(Data records):

··········

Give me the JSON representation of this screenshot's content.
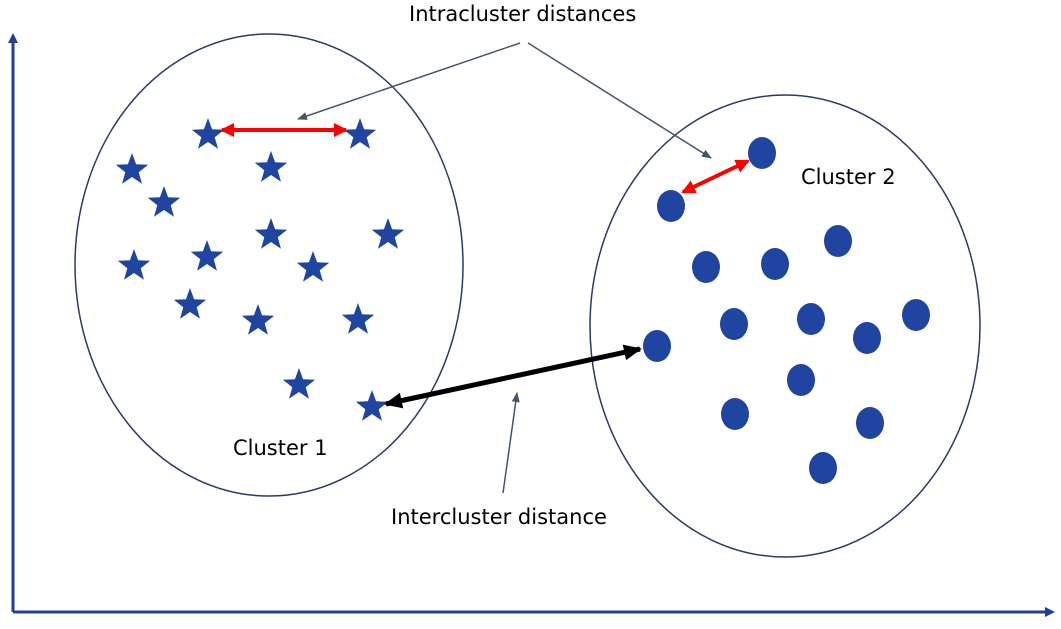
{
  "labels": {
    "intracluster": "Intracluster distances",
    "intercluster": "Intercluster distance",
    "cluster1": "Cluster 1",
    "cluster2": "Cluster 2"
  },
  "colors": {
    "axis": "#1f3f9a",
    "point": "#1f45a0",
    "cluster_outline": "#2b3a67",
    "pointer": "#44546a",
    "intra_arrow": "#ff0000",
    "inter_arrow": "#000000"
  },
  "icons": {
    "cluster1_marker": "star",
    "cluster2_marker": "circle"
  }
}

··········

Copy the listing exactly. Any image in it stays out of the copy.

Give me the JSON representation of this screenshot's content.
{
  "labels": {
    "intracluster": "Intracluster distances",
    "intercluster": "Intercluster distance",
    "cluster1": "Cluster 1",
    "cluster2": "Cluster 2"
  },
  "colors": {
    "axis": "#1f3f9a",
    "point": "#1f45a0",
    "cluster_outline": "#2b3a67",
    "pointer": "#44546a",
    "intra_arrow": "#ff0000",
    "inter_arrow": "#000000"
  },
  "icons": {
    "cluster1_marker": "star",
    "cluster2_marker": "circle"
  }
}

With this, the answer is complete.